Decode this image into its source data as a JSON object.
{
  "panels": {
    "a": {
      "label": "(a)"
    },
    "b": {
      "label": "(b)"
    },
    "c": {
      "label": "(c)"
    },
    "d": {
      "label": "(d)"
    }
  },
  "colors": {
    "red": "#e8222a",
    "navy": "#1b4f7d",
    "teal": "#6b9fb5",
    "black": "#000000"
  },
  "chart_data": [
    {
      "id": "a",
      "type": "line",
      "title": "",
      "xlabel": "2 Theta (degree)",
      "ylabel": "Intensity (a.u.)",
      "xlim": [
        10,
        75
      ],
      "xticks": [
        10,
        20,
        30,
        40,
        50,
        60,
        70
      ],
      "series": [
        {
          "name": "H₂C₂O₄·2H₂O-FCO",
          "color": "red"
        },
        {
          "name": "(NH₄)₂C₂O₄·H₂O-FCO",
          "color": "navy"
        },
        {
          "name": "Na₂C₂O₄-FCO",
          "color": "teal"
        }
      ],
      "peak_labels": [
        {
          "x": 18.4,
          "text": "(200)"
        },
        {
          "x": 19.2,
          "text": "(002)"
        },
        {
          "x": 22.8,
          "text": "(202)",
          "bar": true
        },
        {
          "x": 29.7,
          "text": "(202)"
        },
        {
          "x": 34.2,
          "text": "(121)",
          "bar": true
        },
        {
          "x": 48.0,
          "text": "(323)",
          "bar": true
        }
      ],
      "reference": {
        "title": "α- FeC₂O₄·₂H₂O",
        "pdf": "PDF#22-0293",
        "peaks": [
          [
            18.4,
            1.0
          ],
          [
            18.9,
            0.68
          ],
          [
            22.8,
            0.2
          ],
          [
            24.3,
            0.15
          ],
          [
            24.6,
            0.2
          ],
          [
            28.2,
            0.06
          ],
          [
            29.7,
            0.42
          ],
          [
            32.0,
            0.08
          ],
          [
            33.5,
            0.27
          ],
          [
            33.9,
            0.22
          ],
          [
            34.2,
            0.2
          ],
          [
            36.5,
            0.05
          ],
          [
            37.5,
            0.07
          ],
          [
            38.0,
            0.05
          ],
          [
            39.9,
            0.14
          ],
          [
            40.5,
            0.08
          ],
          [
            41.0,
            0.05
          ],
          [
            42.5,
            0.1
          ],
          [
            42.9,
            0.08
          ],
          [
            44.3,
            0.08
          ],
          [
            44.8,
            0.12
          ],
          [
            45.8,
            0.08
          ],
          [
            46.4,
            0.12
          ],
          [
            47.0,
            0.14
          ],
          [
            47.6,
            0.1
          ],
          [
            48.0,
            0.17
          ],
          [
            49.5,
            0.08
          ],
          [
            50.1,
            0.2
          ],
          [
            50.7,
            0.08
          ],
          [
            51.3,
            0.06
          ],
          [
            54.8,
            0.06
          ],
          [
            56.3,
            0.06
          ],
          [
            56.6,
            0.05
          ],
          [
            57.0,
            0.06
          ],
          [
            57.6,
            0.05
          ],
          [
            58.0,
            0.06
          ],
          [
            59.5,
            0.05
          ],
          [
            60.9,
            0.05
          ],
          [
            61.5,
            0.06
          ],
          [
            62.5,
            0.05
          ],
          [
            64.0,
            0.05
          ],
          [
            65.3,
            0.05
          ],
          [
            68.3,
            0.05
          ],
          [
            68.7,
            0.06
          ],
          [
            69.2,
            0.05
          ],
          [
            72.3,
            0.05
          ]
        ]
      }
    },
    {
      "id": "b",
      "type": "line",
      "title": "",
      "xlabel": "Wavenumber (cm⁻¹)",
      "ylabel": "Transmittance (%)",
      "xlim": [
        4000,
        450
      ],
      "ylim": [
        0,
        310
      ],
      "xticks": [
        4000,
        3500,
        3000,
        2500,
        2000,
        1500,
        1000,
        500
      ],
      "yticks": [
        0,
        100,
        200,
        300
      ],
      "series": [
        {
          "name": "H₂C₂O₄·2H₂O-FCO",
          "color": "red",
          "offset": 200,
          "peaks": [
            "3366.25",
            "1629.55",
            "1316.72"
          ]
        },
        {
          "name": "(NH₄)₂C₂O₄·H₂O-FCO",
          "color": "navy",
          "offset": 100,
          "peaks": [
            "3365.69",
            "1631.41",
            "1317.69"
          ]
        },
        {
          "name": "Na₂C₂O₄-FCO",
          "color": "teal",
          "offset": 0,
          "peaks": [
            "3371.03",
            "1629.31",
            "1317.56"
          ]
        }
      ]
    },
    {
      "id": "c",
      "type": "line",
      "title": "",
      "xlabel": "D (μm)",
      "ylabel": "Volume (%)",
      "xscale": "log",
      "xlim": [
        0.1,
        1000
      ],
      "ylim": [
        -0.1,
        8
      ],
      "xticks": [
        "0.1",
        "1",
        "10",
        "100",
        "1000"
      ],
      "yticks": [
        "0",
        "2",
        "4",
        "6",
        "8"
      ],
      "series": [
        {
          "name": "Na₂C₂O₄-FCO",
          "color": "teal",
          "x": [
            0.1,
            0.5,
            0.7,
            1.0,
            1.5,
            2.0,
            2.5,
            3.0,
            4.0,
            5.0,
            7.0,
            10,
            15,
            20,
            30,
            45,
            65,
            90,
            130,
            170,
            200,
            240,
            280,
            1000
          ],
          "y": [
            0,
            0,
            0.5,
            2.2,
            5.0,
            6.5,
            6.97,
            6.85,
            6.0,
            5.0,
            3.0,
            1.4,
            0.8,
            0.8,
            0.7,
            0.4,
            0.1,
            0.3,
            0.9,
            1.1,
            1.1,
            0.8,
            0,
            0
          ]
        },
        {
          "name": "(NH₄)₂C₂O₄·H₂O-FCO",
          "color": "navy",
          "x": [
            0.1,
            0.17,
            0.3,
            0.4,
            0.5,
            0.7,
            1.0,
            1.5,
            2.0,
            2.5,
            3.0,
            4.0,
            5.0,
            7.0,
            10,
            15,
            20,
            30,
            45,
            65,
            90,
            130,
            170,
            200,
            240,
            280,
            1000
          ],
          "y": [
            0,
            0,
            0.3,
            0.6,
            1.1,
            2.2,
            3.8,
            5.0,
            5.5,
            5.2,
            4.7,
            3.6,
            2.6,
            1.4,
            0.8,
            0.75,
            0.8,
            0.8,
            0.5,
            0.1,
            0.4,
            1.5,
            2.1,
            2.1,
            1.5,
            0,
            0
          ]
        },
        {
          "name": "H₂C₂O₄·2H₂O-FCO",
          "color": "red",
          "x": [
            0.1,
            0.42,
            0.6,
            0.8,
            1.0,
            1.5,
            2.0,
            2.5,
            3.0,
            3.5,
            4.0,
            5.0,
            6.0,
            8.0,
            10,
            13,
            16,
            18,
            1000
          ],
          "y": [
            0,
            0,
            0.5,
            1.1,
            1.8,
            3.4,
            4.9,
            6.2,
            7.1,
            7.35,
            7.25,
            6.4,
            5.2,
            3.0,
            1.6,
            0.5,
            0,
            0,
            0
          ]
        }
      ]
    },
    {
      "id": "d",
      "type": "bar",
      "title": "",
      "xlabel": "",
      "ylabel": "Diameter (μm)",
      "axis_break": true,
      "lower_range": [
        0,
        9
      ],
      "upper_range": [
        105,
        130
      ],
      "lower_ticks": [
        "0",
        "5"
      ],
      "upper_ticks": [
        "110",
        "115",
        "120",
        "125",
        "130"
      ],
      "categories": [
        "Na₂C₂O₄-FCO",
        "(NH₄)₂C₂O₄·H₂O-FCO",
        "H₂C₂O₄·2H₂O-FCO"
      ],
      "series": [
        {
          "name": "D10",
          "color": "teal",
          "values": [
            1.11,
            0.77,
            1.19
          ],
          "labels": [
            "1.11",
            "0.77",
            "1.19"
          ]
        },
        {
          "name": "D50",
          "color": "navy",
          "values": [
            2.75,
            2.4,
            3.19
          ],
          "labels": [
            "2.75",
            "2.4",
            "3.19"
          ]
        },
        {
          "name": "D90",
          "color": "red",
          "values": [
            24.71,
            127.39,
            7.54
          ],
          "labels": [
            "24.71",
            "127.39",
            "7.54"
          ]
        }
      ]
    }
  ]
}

### REQUIRED WORK
Count how many lines of the listing above include "text" and report that number alone.

### COMPLETED TASK
6